Exercise goal
Can you print, character for character, the rows from the very first line through the line containing "y-tick-label: 0.1 <box>97 764 137 796</box>", with both of those lines included?

Material provided
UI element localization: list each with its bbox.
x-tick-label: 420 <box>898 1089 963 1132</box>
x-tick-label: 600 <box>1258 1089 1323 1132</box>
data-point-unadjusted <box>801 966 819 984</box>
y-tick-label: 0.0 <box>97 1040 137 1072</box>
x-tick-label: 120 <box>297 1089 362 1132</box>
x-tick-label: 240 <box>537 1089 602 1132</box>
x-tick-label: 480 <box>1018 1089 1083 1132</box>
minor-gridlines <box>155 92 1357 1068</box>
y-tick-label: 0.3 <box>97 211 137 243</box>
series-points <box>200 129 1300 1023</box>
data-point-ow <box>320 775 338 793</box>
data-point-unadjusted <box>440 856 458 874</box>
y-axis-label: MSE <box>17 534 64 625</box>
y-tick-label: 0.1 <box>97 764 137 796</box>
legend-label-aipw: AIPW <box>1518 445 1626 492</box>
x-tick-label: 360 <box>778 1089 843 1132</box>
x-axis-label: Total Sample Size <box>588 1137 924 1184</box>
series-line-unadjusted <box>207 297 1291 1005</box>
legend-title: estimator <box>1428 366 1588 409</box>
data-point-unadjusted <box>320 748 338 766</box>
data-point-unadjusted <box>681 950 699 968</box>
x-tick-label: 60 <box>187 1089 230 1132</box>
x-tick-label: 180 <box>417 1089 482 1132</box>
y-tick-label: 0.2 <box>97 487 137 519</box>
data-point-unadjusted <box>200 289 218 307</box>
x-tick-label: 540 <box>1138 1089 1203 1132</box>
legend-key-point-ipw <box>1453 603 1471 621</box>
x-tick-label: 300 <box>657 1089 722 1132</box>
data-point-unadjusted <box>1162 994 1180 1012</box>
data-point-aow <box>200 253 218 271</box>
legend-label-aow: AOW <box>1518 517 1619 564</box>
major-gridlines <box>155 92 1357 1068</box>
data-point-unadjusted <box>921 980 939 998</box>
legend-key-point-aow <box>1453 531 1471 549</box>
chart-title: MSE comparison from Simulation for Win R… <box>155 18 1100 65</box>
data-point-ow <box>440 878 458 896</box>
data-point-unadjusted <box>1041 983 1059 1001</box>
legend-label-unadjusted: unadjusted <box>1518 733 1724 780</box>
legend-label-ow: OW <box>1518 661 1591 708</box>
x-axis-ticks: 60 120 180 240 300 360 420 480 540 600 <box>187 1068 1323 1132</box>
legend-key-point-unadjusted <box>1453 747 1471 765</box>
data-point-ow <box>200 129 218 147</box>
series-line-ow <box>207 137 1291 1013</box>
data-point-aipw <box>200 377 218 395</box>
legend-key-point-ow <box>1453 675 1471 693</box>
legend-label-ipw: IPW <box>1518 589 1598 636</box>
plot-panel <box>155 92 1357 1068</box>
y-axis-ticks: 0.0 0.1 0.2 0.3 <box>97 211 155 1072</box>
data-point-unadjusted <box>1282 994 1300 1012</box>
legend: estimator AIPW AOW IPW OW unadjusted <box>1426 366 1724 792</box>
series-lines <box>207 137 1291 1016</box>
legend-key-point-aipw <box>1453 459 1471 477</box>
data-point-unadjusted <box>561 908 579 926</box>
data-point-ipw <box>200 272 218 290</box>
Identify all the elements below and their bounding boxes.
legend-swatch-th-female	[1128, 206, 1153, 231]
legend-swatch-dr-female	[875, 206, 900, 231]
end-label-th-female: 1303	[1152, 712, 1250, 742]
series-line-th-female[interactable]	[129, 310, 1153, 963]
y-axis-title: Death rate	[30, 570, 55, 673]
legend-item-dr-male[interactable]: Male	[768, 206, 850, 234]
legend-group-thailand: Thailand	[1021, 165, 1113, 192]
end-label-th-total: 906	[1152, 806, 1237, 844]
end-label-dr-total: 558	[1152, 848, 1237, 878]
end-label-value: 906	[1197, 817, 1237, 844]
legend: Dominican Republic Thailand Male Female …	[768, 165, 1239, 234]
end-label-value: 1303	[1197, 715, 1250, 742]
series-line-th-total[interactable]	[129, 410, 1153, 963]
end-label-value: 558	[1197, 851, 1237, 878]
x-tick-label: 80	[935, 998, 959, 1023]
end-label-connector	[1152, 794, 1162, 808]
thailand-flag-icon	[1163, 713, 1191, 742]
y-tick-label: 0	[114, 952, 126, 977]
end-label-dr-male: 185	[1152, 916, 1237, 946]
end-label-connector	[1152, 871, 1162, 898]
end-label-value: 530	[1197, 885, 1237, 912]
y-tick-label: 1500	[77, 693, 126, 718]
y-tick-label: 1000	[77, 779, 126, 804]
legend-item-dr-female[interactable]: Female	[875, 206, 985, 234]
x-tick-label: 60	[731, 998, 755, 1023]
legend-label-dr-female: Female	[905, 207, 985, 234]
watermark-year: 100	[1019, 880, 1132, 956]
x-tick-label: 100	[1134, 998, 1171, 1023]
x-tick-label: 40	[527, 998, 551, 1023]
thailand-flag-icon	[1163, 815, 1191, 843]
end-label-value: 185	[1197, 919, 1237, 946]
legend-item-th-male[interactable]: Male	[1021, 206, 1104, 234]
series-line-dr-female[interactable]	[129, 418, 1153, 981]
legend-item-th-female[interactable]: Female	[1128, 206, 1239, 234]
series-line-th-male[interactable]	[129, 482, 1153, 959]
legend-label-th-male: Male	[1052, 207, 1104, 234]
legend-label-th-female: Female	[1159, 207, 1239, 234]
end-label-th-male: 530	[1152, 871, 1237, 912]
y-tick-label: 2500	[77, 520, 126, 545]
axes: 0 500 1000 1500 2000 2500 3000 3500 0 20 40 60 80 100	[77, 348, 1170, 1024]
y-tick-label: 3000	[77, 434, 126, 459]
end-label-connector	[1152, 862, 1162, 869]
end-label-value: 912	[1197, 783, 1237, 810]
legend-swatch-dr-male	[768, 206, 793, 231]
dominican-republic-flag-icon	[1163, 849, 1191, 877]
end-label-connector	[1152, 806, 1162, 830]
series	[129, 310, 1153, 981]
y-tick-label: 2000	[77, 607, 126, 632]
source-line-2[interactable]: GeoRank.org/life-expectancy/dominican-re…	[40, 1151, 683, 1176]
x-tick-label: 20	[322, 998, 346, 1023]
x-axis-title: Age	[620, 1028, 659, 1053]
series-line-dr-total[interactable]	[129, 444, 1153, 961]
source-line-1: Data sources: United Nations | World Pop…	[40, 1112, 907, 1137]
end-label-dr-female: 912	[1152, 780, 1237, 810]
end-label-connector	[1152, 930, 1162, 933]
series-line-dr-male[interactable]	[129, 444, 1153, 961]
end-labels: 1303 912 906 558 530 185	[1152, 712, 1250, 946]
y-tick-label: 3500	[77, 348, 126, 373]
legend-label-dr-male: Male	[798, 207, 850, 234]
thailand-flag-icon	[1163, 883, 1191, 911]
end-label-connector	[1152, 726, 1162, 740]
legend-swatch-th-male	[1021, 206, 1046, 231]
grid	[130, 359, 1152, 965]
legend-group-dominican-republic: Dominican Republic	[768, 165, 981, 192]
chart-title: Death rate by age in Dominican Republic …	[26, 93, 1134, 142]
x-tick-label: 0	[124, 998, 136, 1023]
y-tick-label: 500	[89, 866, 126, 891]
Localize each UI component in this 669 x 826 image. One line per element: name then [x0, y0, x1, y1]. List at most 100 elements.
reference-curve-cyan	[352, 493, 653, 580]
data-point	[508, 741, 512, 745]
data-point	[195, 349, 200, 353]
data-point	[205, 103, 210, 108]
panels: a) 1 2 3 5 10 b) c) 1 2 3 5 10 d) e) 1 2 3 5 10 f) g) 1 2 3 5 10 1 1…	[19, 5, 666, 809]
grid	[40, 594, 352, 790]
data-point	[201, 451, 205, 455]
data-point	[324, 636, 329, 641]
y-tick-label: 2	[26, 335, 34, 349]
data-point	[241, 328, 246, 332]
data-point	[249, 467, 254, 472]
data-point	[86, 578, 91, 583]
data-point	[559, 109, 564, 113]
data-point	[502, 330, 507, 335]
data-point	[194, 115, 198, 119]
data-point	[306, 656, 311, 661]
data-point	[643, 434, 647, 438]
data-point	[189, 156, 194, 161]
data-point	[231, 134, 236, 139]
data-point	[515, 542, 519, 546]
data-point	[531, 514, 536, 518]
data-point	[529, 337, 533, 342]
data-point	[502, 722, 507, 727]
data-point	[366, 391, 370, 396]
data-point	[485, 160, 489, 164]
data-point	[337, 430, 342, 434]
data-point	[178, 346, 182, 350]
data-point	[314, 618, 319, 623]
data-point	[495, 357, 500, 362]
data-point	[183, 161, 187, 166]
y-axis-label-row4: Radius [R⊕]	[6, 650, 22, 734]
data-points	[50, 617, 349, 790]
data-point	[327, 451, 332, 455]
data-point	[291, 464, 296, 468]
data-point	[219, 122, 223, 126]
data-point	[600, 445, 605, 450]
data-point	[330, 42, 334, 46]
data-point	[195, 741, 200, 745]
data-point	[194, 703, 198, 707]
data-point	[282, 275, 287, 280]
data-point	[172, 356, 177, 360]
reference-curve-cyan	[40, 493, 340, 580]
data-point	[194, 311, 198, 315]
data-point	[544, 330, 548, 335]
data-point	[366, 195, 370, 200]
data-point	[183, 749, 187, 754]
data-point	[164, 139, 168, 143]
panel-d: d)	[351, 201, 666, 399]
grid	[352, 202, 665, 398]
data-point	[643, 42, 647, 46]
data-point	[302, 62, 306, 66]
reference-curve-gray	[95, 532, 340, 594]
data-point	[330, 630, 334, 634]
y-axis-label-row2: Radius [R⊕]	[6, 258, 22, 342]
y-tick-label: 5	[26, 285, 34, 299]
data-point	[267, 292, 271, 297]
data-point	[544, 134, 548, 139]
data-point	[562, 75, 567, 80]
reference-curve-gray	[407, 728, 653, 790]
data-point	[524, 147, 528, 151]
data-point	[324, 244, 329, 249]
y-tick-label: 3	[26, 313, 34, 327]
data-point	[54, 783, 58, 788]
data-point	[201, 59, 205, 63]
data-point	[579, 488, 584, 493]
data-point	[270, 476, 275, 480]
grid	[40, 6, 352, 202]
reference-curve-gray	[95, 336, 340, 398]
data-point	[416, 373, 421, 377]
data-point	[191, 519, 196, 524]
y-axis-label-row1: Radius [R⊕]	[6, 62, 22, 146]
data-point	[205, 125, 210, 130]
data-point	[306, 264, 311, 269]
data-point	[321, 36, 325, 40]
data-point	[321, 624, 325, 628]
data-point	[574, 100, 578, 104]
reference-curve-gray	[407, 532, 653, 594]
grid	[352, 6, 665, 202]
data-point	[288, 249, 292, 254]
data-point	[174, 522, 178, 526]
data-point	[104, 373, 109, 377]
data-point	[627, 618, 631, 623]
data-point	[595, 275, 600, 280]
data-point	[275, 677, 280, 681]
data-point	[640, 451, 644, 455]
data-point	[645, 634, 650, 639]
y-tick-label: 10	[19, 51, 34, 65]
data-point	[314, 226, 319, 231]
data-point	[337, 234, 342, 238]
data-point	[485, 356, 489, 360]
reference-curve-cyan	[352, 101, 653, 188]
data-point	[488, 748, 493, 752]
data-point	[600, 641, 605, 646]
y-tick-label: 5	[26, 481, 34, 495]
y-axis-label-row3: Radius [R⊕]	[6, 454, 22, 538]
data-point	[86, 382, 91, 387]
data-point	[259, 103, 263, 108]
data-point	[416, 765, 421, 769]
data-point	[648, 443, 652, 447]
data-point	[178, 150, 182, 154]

Reply to the exercise
UI element localization: list each with its bbox.
x-tick-label: 420 <box>898 1089 963 1132</box>
x-tick-label: 600 <box>1258 1089 1323 1132</box>
data-point-unadjusted <box>801 966 819 984</box>
y-tick-label: 0.0 <box>97 1040 137 1072</box>
x-tick-label: 120 <box>297 1089 362 1132</box>
x-tick-label: 240 <box>537 1089 602 1132</box>
x-tick-label: 480 <box>1018 1089 1083 1132</box>
minor-gridlines <box>155 92 1357 1068</box>
y-tick-label: 0.3 <box>97 211 137 243</box>
series-points <box>200 129 1300 1023</box>
data-point-ow <box>320 775 338 793</box>
data-point-unadjusted <box>440 856 458 874</box>
y-axis-label: MSE <box>17 534 64 625</box>
y-tick-label: 0.1 <box>97 764 137 796</box>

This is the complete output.